**Objective:**
Using the material that follows, identify and copy each line with the string "PCIIDEX".

A run of records
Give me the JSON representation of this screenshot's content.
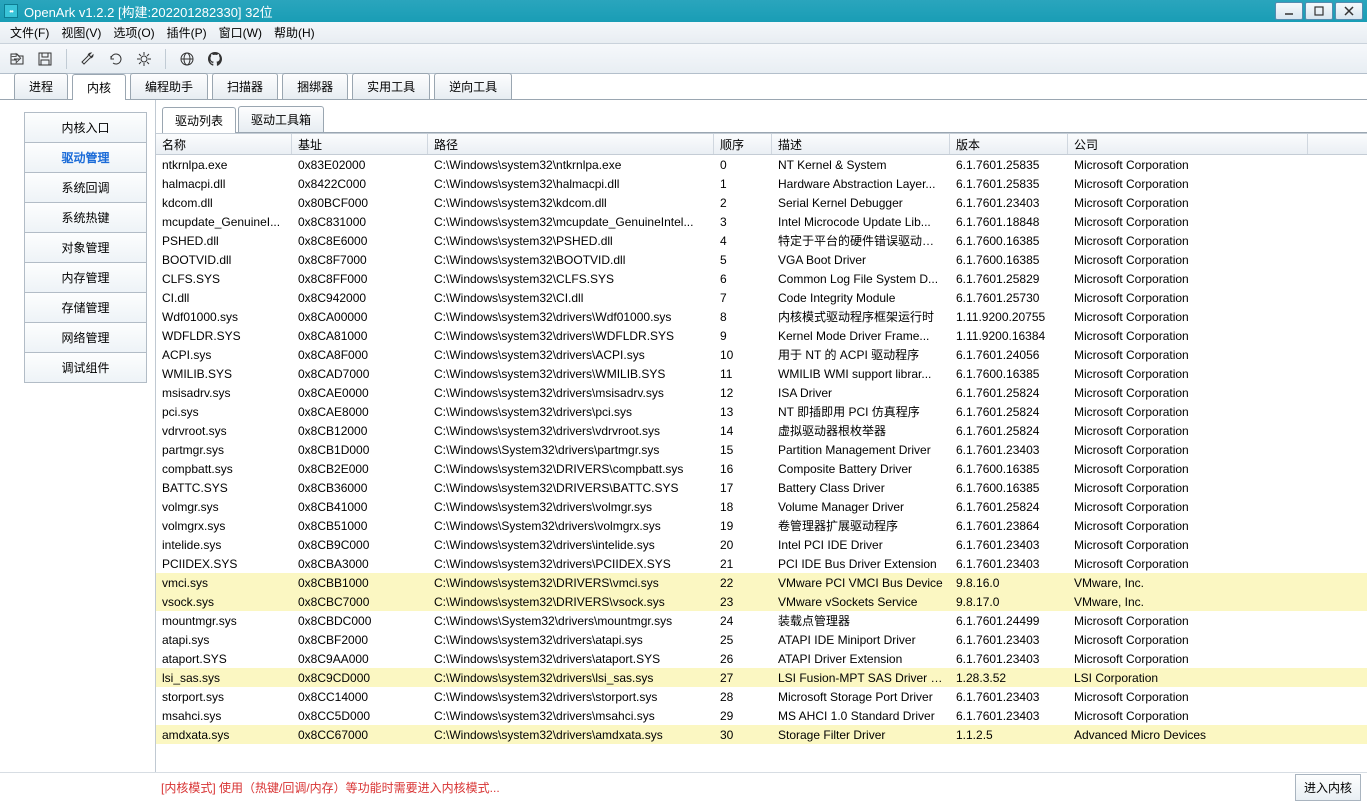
{
  "title": "OpenArk v1.2.2  [构建:202201282330]  32位",
  "menus": [
    "文件(F)",
    "视图(V)",
    "选项(O)",
    "插件(P)",
    "窗口(W)",
    "帮助(H)"
  ],
  "tabs": [
    "进程",
    "内核",
    "编程助手",
    "扫描器",
    "捆绑器",
    "实用工具",
    "逆向工具"
  ],
  "tabs_active": 1,
  "side": [
    "内核入口",
    "驱动管理",
    "系统回调",
    "系统热键",
    "对象管理",
    "内存管理",
    "存储管理",
    "网络管理",
    "调试组件"
  ],
  "side_active": 1,
  "subtabs": [
    "驱动列表",
    "驱动工具箱"
  ],
  "subtabs_active": 0,
  "columns": [
    "名称",
    "基址",
    "路径",
    "顺序",
    "描述",
    "版本",
    "公司"
  ],
  "status_msg": "[内核模式] 使用（热键/回调/内存）等功能时需要进入内核模式...",
  "status_btn": "进入内核",
  "rows": [
    {
      "hl": false,
      "c": [
        "ntkrnlpa.exe",
        "0x83E02000",
        "C:\\Windows\\system32\\ntkrnlpa.exe",
        "0",
        "NT Kernel & System",
        "6.1.7601.25835",
        "Microsoft Corporation"
      ]
    },
    {
      "hl": false,
      "c": [
        "halmacpi.dll",
        "0x8422C000",
        "C:\\Windows\\system32\\halmacpi.dll",
        "1",
        "Hardware Abstraction Layer...",
        "6.1.7601.25835",
        "Microsoft Corporation"
      ]
    },
    {
      "hl": false,
      "c": [
        "kdcom.dll",
        "0x80BCF000",
        "C:\\Windows\\system32\\kdcom.dll",
        "2",
        "Serial Kernel Debugger",
        "6.1.7601.23403",
        "Microsoft Corporation"
      ]
    },
    {
      "hl": false,
      "c": [
        "mcupdate_GenuineI...",
        "0x8C831000",
        "C:\\Windows\\system32\\mcupdate_GenuineIntel...",
        "3",
        "Intel Microcode Update Lib...",
        "6.1.7601.18848",
        "Microsoft Corporation"
      ]
    },
    {
      "hl": false,
      "c": [
        "PSHED.dll",
        "0x8C8E6000",
        "C:\\Windows\\system32\\PSHED.dll",
        "4",
        "特定于平台的硬件错误驱动程序",
        "6.1.7600.16385",
        "Microsoft Corporation"
      ]
    },
    {
      "hl": false,
      "c": [
        "BOOTVID.dll",
        "0x8C8F7000",
        "C:\\Windows\\system32\\BOOTVID.dll",
        "5",
        "VGA Boot Driver",
        "6.1.7600.16385",
        "Microsoft Corporation"
      ]
    },
    {
      "hl": false,
      "c": [
        "CLFS.SYS",
        "0x8C8FF000",
        "C:\\Windows\\system32\\CLFS.SYS",
        "6",
        "Common Log File System D...",
        "6.1.7601.25829",
        "Microsoft Corporation"
      ]
    },
    {
      "hl": false,
      "c": [
        "CI.dll",
        "0x8C942000",
        "C:\\Windows\\system32\\CI.dll",
        "7",
        "Code Integrity Module",
        "6.1.7601.25730",
        "Microsoft Corporation"
      ]
    },
    {
      "hl": false,
      "c": [
        "Wdf01000.sys",
        "0x8CA00000",
        "C:\\Windows\\system32\\drivers\\Wdf01000.sys",
        "8",
        "内核模式驱动程序框架运行时",
        "1.11.9200.20755",
        "Microsoft Corporation"
      ]
    },
    {
      "hl": false,
      "c": [
        "WDFLDR.SYS",
        "0x8CA81000",
        "C:\\Windows\\system32\\drivers\\WDFLDR.SYS",
        "9",
        "Kernel Mode Driver Frame...",
        "1.11.9200.16384",
        "Microsoft Corporation"
      ]
    },
    {
      "hl": false,
      "c": [
        "ACPI.sys",
        "0x8CA8F000",
        "C:\\Windows\\system32\\drivers\\ACPI.sys",
        "10",
        "用于 NT 的 ACPI 驱动程序",
        "6.1.7601.24056",
        "Microsoft Corporation"
      ]
    },
    {
      "hl": false,
      "c": [
        "WMILIB.SYS",
        "0x8CAD7000",
        "C:\\Windows\\system32\\drivers\\WMILIB.SYS",
        "11",
        "WMILIB WMI support librar...",
        "6.1.7600.16385",
        "Microsoft Corporation"
      ]
    },
    {
      "hl": false,
      "c": [
        "msisadrv.sys",
        "0x8CAE0000",
        "C:\\Windows\\system32\\drivers\\msisadrv.sys",
        "12",
        "ISA Driver",
        "6.1.7601.25824",
        "Microsoft Corporation"
      ]
    },
    {
      "hl": false,
      "c": [
        "pci.sys",
        "0x8CAE8000",
        "C:\\Windows\\system32\\drivers\\pci.sys",
        "13",
        "NT 即插即用 PCI 仿真程序",
        "6.1.7601.25824",
        "Microsoft Corporation"
      ]
    },
    {
      "hl": false,
      "c": [
        "vdrvroot.sys",
        "0x8CB12000",
        "C:\\Windows\\system32\\drivers\\vdrvroot.sys",
        "14",
        "虚拟驱动器根枚举器",
        "6.1.7601.25824",
        "Microsoft Corporation"
      ]
    },
    {
      "hl": false,
      "c": [
        "partmgr.sys",
        "0x8CB1D000",
        "C:\\Windows\\System32\\drivers\\partmgr.sys",
        "15",
        "Partition Management Driver",
        "6.1.7601.23403",
        "Microsoft Corporation"
      ]
    },
    {
      "hl": false,
      "c": [
        "compbatt.sys",
        "0x8CB2E000",
        "C:\\Windows\\system32\\DRIVERS\\compbatt.sys",
        "16",
        "Composite Battery Driver",
        "6.1.7600.16385",
        "Microsoft Corporation"
      ]
    },
    {
      "hl": false,
      "c": [
        "BATTC.SYS",
        "0x8CB36000",
        "C:\\Windows\\system32\\DRIVERS\\BATTC.SYS",
        "17",
        "Battery Class Driver",
        "6.1.7600.16385",
        "Microsoft Corporation"
      ]
    },
    {
      "hl": false,
      "c": [
        "volmgr.sys",
        "0x8CB41000",
        "C:\\Windows\\system32\\drivers\\volmgr.sys",
        "18",
        "Volume Manager Driver",
        "6.1.7601.25824",
        "Microsoft Corporation"
      ]
    },
    {
      "hl": false,
      "c": [
        "volmgrx.sys",
        "0x8CB51000",
        "C:\\Windows\\System32\\drivers\\volmgrx.sys",
        "19",
        "卷管理器扩展驱动程序",
        "6.1.7601.23864",
        "Microsoft Corporation"
      ]
    },
    {
      "hl": false,
      "c": [
        "intelide.sys",
        "0x8CB9C000",
        "C:\\Windows\\system32\\drivers\\intelide.sys",
        "20",
        "Intel PCI IDE Driver",
        "6.1.7601.23403",
        "Microsoft Corporation"
      ]
    },
    {
      "hl": false,
      "c": [
        "PCIIDEX.SYS",
        "0x8CBA3000",
        "C:\\Windows\\system32\\drivers\\PCIIDEX.SYS",
        "21",
        "PCI IDE Bus Driver Extension",
        "6.1.7601.23403",
        "Microsoft Corporation"
      ]
    },
    {
      "hl": true,
      "c": [
        "vmci.sys",
        "0x8CBB1000",
        "C:\\Windows\\system32\\DRIVERS\\vmci.sys",
        "22",
        "VMware PCI VMCI Bus Device",
        "9.8.16.0",
        "VMware, Inc."
      ]
    },
    {
      "hl": true,
      "c": [
        "vsock.sys",
        "0x8CBC7000",
        "C:\\Windows\\system32\\DRIVERS\\vsock.sys",
        "23",
        "VMware vSockets Service",
        "9.8.17.0",
        "VMware, Inc."
      ]
    },
    {
      "hl": false,
      "c": [
        "mountmgr.sys",
        "0x8CBDC000",
        "C:\\Windows\\System32\\drivers\\mountmgr.sys",
        "24",
        "装载点管理器",
        "6.1.7601.24499",
        "Microsoft Corporation"
      ]
    },
    {
      "hl": false,
      "c": [
        "atapi.sys",
        "0x8CBF2000",
        "C:\\Windows\\system32\\drivers\\atapi.sys",
        "25",
        "ATAPI IDE Miniport Driver",
        "6.1.7601.23403",
        "Microsoft Corporation"
      ]
    },
    {
      "hl": false,
      "c": [
        "ataport.SYS",
        "0x8C9AA000",
        "C:\\Windows\\system32\\drivers\\ataport.SYS",
        "26",
        "ATAPI Driver Extension",
        "6.1.7601.23403",
        "Microsoft Corporation"
      ]
    },
    {
      "hl": true,
      "c": [
        "lsi_sas.sys",
        "0x8C9CD000",
        "C:\\Windows\\system32\\drivers\\lsi_sas.sys",
        "27",
        "LSI Fusion-MPT SAS Driver (...",
        "1.28.3.52",
        "LSI Corporation"
      ]
    },
    {
      "hl": false,
      "c": [
        "storport.sys",
        "0x8CC14000",
        "C:\\Windows\\system32\\drivers\\storport.sys",
        "28",
        "Microsoft Storage Port Driver",
        "6.1.7601.23403",
        "Microsoft Corporation"
      ]
    },
    {
      "hl": false,
      "c": [
        "msahci.sys",
        "0x8CC5D000",
        "C:\\Windows\\system32\\drivers\\msahci.sys",
        "29",
        "MS AHCI 1.0 Standard Driver",
        "6.1.7601.23403",
        "Microsoft Corporation"
      ]
    },
    {
      "hl": true,
      "c": [
        "amdxata.sys",
        "0x8CC67000",
        "C:\\Windows\\system32\\drivers\\amdxata.sys",
        "30",
        "Storage Filter Driver",
        "1.1.2.5",
        "Advanced Micro Devices"
      ]
    }
  ]
}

**Answer below:**
        "PCIIDEX.SYS",
        "C:\\Windows\\system32\\drivers\\PCIIDEX.SYS",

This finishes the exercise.